Tally up how many lines in the listing below contain the string "Univ", and give only the total.

(Saved data entries)
## BEGIN

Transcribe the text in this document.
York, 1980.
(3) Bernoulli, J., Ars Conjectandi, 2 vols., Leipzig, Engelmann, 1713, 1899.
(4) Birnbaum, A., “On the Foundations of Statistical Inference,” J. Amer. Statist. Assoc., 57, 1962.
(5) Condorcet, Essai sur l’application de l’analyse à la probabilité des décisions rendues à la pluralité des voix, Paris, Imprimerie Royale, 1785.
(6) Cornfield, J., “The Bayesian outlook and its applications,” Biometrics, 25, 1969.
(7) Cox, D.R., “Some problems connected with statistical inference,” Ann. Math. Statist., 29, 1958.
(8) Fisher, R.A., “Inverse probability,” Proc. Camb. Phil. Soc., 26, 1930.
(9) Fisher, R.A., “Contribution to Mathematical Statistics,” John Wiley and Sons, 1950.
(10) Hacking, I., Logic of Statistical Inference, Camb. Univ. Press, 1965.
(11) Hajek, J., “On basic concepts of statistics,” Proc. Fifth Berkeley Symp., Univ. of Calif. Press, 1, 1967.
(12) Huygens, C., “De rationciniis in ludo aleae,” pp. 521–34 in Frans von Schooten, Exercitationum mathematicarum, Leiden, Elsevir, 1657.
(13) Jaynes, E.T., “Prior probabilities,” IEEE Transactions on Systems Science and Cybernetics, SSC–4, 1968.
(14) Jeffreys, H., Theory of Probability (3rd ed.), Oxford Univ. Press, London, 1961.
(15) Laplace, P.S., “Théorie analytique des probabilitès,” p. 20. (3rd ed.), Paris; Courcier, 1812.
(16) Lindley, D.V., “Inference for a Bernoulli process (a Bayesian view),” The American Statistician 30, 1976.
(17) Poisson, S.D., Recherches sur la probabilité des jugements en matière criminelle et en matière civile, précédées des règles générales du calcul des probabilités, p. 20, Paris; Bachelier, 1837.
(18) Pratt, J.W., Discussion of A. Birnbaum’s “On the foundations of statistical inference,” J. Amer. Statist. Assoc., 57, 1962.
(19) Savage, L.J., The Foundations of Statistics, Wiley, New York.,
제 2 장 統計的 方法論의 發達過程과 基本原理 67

## END

**Solution for this problem:**
3